**** DATA PROVIDED
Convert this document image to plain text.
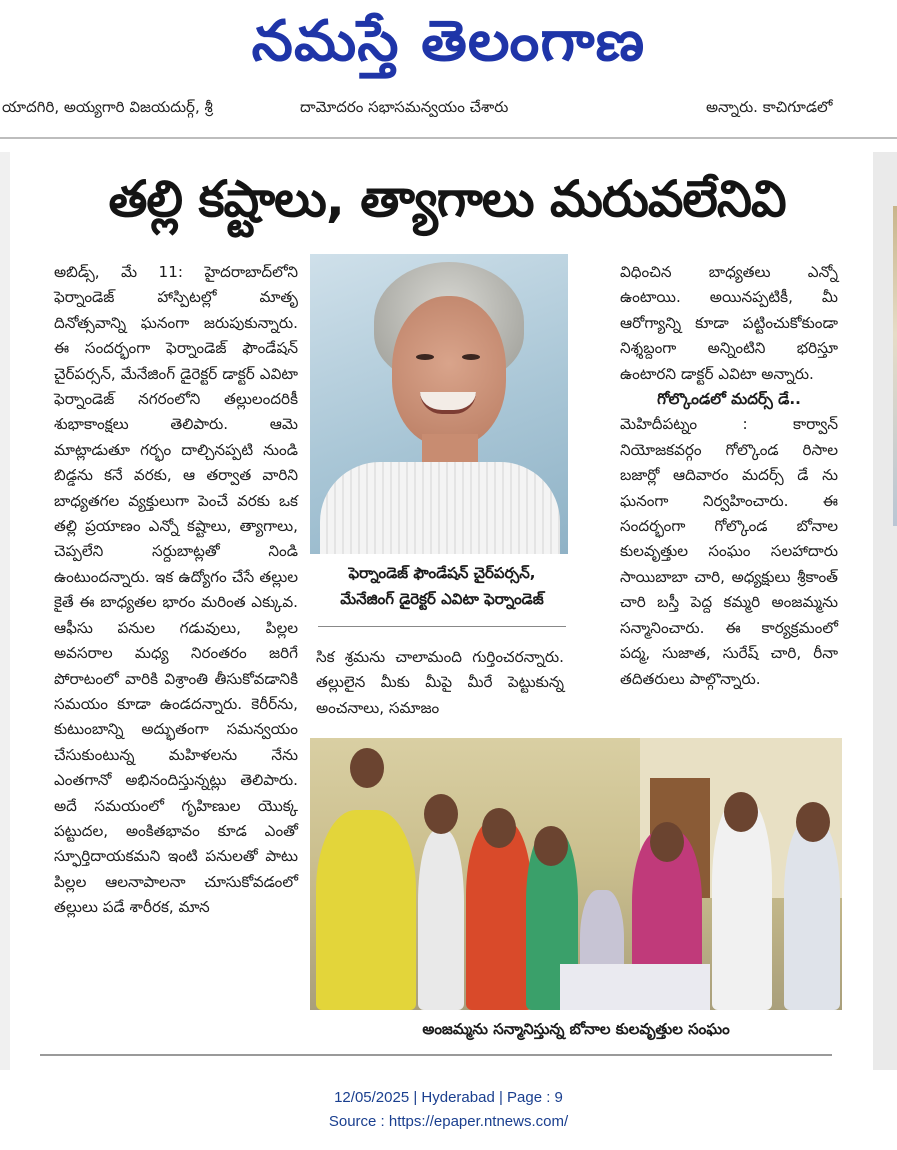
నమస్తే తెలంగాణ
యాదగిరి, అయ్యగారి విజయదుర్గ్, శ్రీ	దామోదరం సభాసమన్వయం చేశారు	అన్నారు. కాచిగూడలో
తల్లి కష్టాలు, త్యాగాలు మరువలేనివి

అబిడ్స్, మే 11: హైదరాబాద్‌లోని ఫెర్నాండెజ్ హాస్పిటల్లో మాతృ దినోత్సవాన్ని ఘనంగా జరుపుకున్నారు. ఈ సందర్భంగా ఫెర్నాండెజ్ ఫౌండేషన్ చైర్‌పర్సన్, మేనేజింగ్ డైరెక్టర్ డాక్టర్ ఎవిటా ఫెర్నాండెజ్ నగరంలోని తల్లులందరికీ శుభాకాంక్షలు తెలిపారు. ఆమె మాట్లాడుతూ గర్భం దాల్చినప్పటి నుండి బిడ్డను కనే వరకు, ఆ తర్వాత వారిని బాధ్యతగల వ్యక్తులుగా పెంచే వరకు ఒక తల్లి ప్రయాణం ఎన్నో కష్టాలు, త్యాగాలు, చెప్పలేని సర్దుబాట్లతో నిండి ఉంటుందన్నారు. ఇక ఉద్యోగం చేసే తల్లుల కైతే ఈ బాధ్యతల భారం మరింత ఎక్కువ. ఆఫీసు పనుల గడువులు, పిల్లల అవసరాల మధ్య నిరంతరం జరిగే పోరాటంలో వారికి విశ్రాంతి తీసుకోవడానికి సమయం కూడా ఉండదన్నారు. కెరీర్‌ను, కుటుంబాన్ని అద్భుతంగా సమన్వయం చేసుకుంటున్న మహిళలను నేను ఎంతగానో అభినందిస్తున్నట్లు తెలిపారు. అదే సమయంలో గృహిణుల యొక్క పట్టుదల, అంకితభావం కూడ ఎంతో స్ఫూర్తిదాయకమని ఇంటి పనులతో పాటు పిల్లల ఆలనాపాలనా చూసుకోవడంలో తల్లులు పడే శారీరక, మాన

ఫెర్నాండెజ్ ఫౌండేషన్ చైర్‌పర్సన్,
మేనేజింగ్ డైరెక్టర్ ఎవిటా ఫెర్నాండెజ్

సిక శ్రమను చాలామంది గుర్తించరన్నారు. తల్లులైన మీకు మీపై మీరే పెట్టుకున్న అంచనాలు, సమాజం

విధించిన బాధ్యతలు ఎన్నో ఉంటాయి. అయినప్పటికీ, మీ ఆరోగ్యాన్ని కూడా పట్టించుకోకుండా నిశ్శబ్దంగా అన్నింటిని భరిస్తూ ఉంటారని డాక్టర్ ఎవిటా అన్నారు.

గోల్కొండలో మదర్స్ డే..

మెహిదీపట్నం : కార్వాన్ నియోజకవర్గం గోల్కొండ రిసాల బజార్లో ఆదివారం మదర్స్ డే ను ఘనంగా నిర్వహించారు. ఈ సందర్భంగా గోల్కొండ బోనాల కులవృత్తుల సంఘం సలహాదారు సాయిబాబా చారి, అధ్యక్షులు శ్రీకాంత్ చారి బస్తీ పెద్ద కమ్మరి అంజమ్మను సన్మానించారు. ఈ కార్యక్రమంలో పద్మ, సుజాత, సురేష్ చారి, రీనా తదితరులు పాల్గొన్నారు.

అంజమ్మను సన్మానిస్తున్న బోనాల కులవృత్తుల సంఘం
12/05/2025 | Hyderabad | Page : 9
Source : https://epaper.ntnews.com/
********
**** DATA PROVIDED
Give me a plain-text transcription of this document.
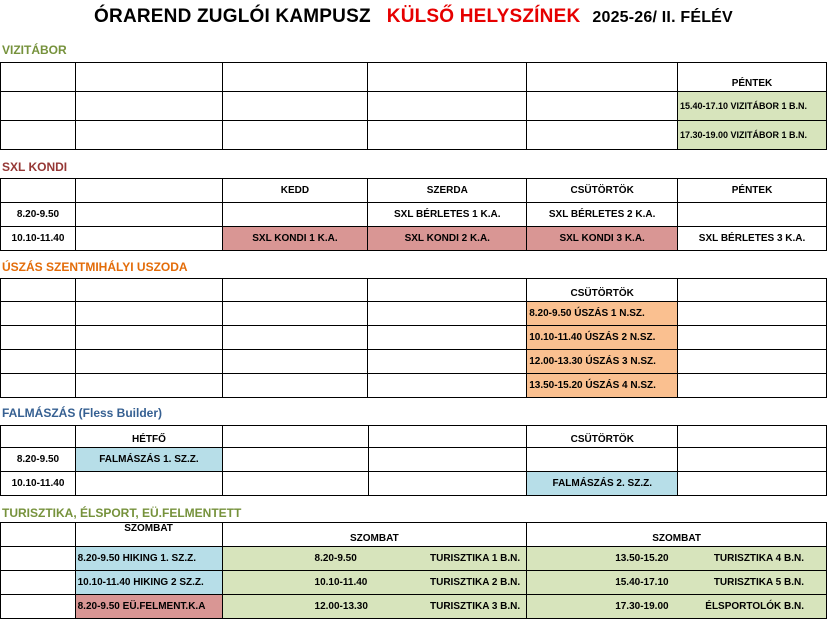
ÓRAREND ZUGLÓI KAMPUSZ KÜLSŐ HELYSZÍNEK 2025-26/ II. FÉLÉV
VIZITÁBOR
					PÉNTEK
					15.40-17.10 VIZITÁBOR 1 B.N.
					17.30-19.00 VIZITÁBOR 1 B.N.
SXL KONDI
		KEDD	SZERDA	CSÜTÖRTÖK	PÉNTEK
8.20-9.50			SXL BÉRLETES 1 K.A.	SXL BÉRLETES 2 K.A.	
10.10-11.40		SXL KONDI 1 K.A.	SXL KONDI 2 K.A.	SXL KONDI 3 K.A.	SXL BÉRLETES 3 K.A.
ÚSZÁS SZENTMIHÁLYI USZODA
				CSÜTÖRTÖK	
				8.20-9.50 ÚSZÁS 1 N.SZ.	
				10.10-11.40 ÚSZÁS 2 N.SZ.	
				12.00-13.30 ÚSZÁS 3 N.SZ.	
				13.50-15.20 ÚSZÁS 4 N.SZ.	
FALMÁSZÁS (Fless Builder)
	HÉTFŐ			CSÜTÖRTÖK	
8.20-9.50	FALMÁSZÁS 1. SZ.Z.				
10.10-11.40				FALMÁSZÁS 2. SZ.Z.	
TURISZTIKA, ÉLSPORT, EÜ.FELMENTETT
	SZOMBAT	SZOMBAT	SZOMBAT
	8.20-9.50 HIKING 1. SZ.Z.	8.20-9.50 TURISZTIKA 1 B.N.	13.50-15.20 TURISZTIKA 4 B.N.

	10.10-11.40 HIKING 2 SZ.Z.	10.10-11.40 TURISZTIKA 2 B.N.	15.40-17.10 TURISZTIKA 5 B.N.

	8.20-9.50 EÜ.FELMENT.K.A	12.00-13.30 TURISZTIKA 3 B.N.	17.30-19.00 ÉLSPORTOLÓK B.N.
********
**** DATA PROVIDED
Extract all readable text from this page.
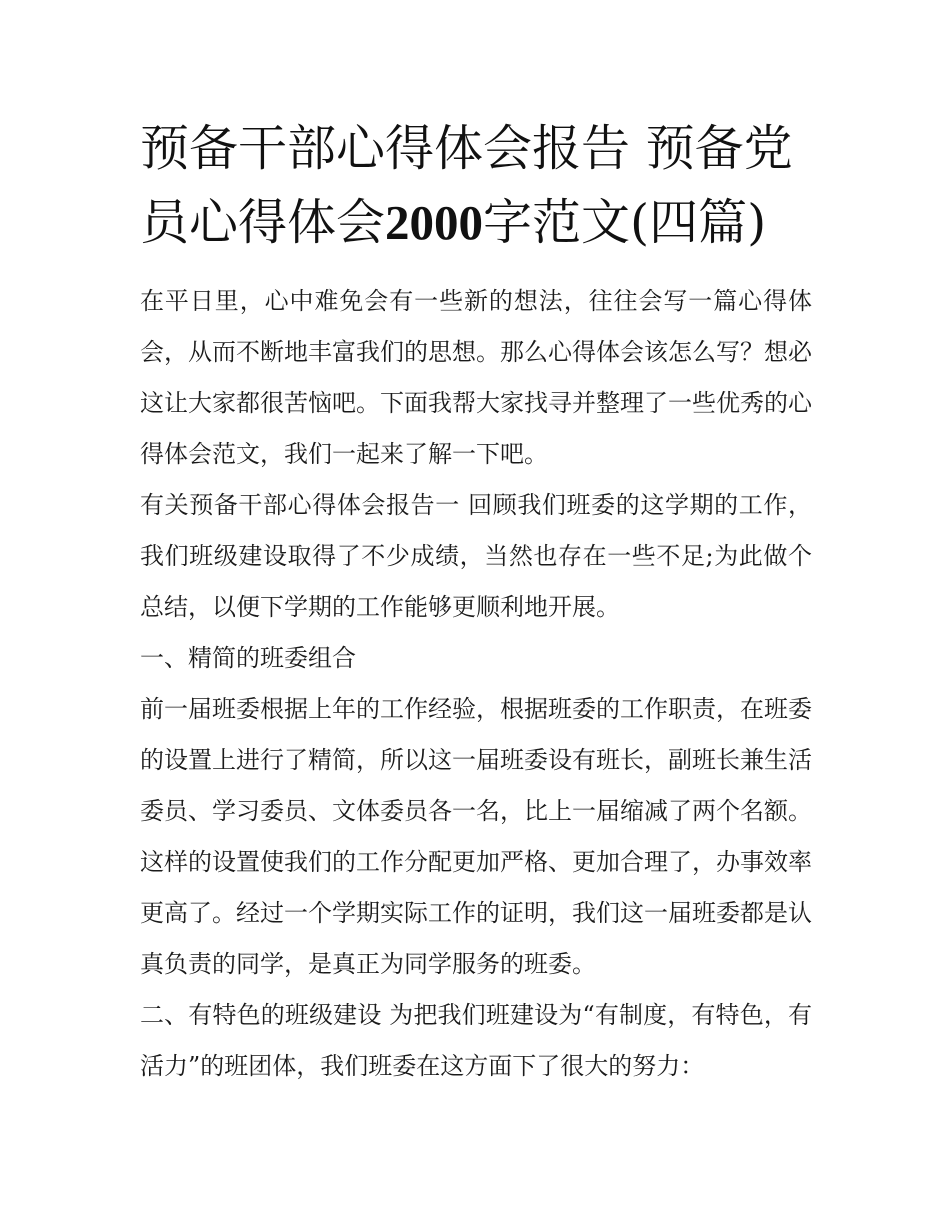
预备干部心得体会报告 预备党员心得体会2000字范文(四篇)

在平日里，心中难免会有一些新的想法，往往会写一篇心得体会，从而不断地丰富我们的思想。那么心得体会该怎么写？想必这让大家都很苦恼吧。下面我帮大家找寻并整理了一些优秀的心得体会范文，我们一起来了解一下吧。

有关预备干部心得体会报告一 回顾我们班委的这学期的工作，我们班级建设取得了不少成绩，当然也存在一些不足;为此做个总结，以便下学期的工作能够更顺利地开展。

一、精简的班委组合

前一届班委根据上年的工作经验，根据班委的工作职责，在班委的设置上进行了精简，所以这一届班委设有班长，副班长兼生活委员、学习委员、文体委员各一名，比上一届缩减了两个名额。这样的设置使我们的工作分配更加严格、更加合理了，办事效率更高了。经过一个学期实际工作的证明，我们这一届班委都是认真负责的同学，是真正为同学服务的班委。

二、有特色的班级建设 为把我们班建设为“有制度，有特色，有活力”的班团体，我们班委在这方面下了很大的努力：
********
• [EXERCISE DETAILS]: Copy all the lines above that hold the string "PÉNTEK".

• [RESULT]:
					PÉNTEK
		KEDD	SZERDA	CSÜTÖRTÖK	PÉNTEK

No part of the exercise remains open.